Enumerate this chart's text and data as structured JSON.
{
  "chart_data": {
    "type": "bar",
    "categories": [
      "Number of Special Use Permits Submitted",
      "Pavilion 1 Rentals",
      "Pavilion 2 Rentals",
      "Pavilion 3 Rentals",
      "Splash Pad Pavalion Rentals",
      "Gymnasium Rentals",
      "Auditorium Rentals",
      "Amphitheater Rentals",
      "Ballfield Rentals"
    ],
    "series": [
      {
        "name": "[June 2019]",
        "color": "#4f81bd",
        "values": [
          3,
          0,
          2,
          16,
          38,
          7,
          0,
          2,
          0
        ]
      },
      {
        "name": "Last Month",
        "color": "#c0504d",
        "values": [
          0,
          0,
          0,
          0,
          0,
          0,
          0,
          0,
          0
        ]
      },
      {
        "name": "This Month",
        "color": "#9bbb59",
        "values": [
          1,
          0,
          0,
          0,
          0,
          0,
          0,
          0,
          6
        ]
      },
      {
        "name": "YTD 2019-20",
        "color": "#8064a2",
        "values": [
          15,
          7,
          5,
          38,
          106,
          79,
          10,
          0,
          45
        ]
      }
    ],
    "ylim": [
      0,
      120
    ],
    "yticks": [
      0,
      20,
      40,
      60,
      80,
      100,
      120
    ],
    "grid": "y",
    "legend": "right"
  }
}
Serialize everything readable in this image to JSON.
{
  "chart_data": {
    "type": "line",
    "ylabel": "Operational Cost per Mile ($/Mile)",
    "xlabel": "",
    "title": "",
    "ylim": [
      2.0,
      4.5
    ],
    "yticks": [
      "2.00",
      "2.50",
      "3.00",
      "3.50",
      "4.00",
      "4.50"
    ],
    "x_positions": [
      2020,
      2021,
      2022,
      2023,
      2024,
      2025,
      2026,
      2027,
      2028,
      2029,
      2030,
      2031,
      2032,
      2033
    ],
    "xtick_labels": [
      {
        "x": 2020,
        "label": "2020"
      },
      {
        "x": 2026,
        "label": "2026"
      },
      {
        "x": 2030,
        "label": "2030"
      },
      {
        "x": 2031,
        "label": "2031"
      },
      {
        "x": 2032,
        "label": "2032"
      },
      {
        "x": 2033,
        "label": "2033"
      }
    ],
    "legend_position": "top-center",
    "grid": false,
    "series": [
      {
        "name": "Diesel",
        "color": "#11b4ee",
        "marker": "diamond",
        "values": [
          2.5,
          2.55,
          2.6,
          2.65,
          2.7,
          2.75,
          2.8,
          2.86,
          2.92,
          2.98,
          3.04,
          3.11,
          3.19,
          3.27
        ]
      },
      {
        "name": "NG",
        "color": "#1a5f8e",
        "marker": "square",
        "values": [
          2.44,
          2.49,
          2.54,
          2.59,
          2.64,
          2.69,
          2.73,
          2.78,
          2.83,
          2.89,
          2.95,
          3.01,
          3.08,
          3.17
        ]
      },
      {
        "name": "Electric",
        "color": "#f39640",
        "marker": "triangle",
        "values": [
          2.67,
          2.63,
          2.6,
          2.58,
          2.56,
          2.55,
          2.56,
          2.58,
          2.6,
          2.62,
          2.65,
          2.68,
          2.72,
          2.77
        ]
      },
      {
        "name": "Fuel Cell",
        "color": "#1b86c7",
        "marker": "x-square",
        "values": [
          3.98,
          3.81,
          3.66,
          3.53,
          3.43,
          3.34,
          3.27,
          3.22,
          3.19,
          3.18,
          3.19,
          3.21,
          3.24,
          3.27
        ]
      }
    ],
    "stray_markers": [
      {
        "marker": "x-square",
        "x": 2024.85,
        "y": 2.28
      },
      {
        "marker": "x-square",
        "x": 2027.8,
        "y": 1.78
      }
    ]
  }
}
┄┄┄┄┄┄┄┄┄┄┄┄┄┄┄┄┄┄┄┄
Your task is to pick out every line with the string "name" and copy it.

        "name": "[June 2019]",
        "name": "Last Month",
        "name": "This Month",
        "name": "YTD 2019-20",
        "name": "Diesel",
        "name": "NG",
        "name": "Electric",
        "name": "Fuel Cell",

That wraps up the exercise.